● SOURCE DATA:
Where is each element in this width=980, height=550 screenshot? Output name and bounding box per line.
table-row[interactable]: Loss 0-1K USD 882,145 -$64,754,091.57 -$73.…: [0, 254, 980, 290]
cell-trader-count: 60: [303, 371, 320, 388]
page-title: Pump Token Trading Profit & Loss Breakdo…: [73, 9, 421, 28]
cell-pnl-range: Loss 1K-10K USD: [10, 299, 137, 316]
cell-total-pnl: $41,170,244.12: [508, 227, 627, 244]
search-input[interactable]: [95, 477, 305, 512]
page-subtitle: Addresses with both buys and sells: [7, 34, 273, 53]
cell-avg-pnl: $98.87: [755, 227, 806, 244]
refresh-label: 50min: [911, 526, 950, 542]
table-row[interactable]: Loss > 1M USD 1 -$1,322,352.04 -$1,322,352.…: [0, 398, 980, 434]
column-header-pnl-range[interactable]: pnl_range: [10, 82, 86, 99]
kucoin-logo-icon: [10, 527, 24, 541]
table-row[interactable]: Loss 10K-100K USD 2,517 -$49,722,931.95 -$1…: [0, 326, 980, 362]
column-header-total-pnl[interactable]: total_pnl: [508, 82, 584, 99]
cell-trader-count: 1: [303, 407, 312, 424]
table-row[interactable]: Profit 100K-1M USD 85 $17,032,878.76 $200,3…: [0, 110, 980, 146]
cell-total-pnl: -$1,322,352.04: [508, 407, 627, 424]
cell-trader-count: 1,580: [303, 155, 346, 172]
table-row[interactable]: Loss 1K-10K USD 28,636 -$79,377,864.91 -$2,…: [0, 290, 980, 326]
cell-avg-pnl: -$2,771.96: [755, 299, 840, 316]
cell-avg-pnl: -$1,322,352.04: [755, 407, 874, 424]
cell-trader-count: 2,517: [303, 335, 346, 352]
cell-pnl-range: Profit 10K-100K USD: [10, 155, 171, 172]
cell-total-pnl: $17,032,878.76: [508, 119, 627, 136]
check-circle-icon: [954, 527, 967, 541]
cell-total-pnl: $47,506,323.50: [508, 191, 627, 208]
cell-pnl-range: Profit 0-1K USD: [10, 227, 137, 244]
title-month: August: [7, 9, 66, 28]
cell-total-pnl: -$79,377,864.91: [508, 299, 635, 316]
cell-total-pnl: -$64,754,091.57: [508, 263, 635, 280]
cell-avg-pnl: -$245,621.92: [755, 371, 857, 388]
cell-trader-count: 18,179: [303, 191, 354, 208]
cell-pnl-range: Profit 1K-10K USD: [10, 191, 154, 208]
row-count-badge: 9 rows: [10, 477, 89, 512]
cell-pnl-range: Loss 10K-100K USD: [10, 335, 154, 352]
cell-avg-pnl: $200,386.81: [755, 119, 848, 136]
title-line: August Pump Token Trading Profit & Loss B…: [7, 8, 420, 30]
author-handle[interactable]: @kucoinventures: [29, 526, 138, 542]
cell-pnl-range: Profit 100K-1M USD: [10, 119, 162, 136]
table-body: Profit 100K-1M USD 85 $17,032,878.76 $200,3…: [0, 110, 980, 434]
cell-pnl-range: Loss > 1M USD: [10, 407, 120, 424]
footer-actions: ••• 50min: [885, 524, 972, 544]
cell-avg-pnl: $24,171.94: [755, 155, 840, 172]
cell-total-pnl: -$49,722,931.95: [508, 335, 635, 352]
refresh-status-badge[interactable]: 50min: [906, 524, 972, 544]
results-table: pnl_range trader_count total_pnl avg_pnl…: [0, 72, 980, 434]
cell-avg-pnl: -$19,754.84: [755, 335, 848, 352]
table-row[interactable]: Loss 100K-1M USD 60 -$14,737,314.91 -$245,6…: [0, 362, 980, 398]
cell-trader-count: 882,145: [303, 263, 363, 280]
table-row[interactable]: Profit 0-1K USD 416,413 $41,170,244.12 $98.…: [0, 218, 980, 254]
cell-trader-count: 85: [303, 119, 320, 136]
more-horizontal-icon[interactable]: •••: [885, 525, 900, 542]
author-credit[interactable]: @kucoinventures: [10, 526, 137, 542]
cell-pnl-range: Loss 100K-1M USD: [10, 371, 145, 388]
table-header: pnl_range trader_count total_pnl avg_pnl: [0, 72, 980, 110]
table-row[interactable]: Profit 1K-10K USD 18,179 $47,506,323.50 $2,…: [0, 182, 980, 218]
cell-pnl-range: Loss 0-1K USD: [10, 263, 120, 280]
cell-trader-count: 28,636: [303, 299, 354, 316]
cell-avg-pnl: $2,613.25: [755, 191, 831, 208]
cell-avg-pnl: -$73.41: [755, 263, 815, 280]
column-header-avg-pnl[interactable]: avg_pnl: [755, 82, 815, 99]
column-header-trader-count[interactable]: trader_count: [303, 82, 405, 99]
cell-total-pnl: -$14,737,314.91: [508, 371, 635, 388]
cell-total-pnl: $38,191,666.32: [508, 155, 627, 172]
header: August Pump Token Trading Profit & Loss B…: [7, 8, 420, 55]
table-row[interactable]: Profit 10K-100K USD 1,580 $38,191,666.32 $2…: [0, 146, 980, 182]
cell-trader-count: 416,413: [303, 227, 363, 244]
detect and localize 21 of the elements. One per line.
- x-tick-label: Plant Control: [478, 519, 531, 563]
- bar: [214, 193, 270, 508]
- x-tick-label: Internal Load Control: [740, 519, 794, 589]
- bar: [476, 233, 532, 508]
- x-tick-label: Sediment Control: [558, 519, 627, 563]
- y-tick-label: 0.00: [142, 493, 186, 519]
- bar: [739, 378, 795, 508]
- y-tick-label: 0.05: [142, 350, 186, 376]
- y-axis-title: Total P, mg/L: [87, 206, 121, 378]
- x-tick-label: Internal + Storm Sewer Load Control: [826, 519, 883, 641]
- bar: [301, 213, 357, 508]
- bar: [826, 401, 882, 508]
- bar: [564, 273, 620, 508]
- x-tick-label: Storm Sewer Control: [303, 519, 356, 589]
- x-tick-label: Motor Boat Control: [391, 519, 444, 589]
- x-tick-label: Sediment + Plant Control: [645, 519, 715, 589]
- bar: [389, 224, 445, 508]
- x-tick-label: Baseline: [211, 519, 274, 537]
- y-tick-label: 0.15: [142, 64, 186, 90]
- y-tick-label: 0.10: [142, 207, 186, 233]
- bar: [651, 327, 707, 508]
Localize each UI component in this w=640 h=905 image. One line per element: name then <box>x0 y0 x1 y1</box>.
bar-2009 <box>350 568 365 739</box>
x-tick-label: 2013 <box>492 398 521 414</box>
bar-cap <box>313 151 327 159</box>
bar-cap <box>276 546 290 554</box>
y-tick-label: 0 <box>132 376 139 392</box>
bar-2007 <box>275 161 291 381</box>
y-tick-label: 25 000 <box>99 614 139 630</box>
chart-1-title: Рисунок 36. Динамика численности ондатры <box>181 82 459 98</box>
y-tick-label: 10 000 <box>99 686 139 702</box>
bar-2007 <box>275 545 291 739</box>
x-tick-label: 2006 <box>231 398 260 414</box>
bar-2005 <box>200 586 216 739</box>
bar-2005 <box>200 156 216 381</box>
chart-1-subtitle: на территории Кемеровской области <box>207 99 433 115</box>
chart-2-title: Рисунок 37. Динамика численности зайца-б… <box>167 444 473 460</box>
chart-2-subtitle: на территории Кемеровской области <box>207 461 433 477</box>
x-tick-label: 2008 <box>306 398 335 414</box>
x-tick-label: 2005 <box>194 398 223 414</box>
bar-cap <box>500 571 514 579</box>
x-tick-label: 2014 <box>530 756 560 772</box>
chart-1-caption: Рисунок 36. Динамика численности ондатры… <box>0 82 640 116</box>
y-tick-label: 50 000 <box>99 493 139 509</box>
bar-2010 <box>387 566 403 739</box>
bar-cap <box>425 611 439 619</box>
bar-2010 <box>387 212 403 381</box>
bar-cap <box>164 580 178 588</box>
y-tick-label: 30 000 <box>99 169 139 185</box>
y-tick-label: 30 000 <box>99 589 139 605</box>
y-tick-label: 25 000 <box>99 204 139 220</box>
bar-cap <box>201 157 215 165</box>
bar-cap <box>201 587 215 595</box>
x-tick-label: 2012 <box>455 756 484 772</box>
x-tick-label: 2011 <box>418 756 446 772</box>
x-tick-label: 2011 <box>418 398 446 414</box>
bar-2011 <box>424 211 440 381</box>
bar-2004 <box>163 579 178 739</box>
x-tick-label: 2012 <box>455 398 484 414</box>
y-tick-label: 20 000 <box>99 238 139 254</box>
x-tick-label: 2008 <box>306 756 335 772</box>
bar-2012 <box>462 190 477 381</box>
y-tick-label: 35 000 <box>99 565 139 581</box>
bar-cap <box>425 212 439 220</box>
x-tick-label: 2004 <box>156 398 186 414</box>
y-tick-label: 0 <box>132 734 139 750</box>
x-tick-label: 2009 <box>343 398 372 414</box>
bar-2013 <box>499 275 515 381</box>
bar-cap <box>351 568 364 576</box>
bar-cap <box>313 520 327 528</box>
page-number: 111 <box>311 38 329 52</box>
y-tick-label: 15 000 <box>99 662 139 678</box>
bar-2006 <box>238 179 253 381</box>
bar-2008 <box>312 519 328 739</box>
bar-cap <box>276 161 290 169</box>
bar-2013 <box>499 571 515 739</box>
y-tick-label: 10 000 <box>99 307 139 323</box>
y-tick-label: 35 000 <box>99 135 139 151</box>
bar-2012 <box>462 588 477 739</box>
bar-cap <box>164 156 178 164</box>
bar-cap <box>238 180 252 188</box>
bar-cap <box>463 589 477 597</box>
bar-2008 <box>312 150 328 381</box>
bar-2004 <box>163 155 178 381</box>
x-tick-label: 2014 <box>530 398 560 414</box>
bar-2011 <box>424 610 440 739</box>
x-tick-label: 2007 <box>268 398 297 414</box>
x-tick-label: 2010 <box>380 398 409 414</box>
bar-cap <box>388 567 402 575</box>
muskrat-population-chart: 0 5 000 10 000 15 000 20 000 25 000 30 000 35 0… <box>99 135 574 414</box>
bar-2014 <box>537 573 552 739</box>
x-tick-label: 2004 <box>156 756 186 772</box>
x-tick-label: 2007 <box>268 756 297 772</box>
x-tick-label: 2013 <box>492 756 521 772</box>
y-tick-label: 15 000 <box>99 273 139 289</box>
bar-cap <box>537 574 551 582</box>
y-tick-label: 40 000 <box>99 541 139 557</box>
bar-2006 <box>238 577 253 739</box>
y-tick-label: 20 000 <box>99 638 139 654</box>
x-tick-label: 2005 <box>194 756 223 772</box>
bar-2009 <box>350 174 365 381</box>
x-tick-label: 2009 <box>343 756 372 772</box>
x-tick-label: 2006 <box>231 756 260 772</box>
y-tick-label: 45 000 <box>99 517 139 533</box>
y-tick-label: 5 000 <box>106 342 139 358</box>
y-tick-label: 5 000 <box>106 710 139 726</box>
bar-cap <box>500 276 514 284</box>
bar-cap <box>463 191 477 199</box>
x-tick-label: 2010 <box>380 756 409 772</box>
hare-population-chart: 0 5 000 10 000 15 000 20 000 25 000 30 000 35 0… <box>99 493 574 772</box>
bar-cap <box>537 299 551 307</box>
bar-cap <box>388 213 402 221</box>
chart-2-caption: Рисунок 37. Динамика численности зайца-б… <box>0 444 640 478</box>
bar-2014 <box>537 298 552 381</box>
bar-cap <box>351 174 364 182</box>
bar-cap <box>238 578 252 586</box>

● WHAT IS EXPECTED: Copy the lines from the start through the line containing "cell-pnl-range: Loss 1K-10K", swapping "Pump" for "Meme" and changing nothing else.

● SOLUTION FOR THIS EXERCISE:
Where is each element in this width=980, height=550 screenshot? Output name and bounding box per line.
table-row[interactable]: Loss 0-1K USD 882,145 -$64,754,091.57 -$73.…: [0, 254, 980, 290]
cell-trader-count: 60: [303, 371, 320, 388]
page-title: Meme Token Trading Profit & Loss Breakdo…: [73, 9, 421, 28]
cell-pnl-range: Loss 1K-10K USD: [10, 299, 137, 316]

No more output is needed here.